[Saved entries]
────────────────────────────────────────
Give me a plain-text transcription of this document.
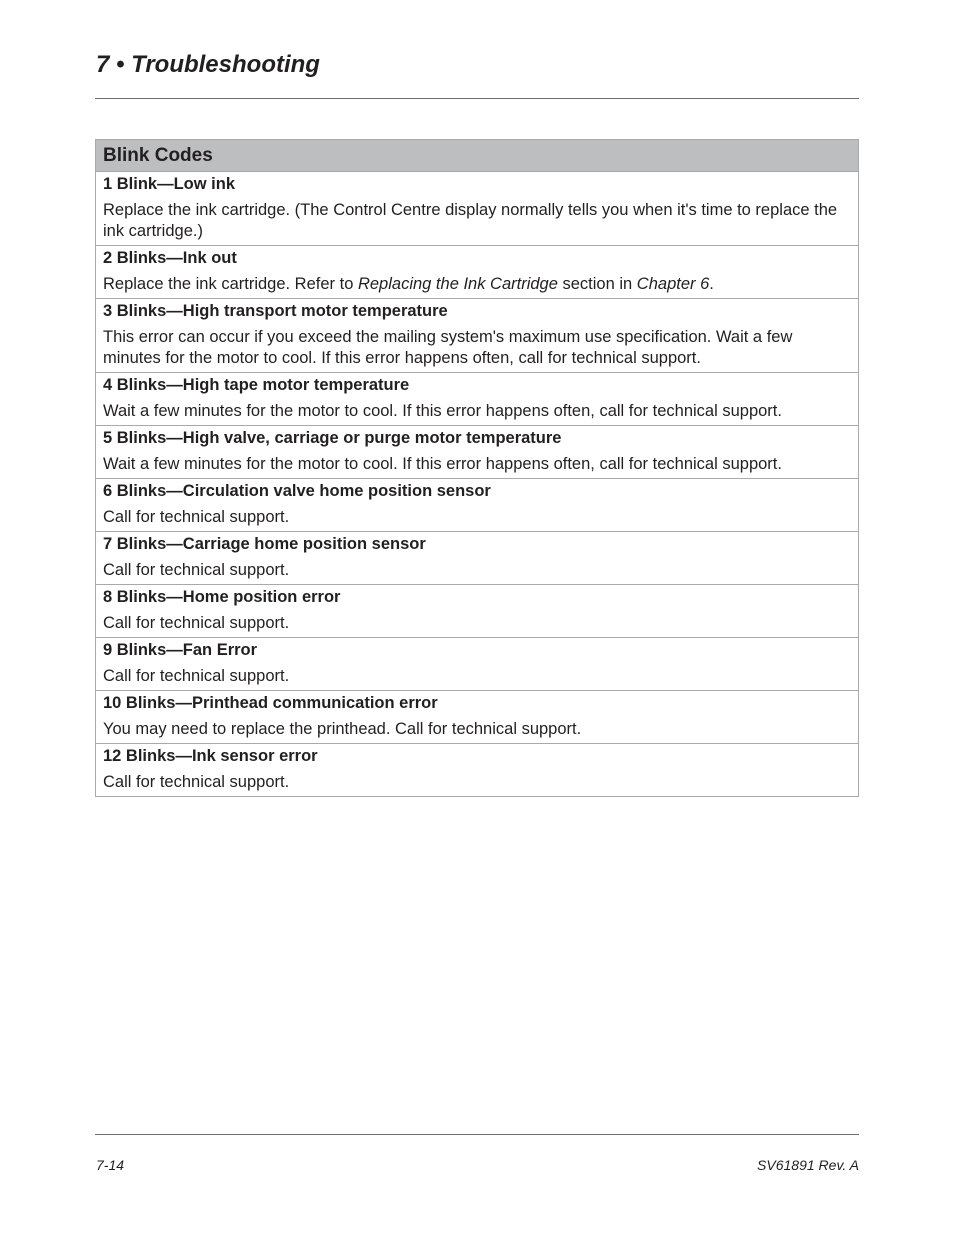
7 • Troubleshooting
Blink Codes
1 Blink—Low ink
Replace the ink cartridge. (The Control Centre display normally tells you when it's time to replace the ink cartridge.)
2 Blinks—Ink out
Replace the ink cartridge. Refer to Replacing the Ink Cartridge section in Chapter 6.
3 Blinks—High transport motor temperature
This error can occur if you exceed the mailing system's maximum use specification. Wait a few minutes for the motor to cool. If this error happens often, call for technical support.
4 Blinks—High tape motor temperature
Wait a few minutes for the motor to cool. If this error happens often, call for technical support.
5 Blinks—High valve, carriage or purge motor temperature
Wait a few minutes for the motor to cool. If this error happens often, call for technical support.
6 Blinks—Circulation valve home position sensor
Call for technical support.
7 Blinks—Carriage home position sensor
Call for technical support.
8 Blinks—Home position error
Call for technical support.
9 Blinks—Fan Error
Call for technical support.
10 Blinks—Printhead communication error
You may need to replace the printhead. Call for technical support.
12 Blinks—Ink sensor error
Call for technical support.
7-14	SV61891 Rev. A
────────────────────────────────────────
### TASK GOAL
Exclude every picture and copy the remaining data exactly.

### ANSWER TO THE PROBLEM
Give me a plain-text transcription of this document.
7 • Troubleshooting
Blink Codes
1 Blink—Low ink
Replace the ink cartridge. (The Control Centre display normally tells you when it's time to replace the ink cartridge.)
2 Blinks—Ink out
Replace the ink cartridge. Refer to Replacing the Ink Cartridge section in Chapter 6.
3 Blinks—High transport motor temperature
This error can occur if you exceed the mailing system's maximum use specification. Wait a few minutes for the motor to cool. If this error happens often, call for technical support.
4 Blinks—High tape motor temperature
Wait a few minutes for the motor to cool. If this error happens often, call for technical support.
5 Blinks—High valve, carriage or purge motor temperature
Wait a few minutes for the motor to cool. If this error happens often, call for technical support.
6 Blinks—Circulation valve home position sensor
Call for technical support.
7 Blinks—Carriage home position sensor
Call for technical support.
8 Blinks—Home position error
Call for technical support.
9 Blinks—Fan Error
Call for technical support.
10 Blinks—Printhead communication error
You may need to replace the printhead. Call for technical support.
12 Blinks—Ink sensor error
Call for technical support.
7-14	SV61891 Rev. A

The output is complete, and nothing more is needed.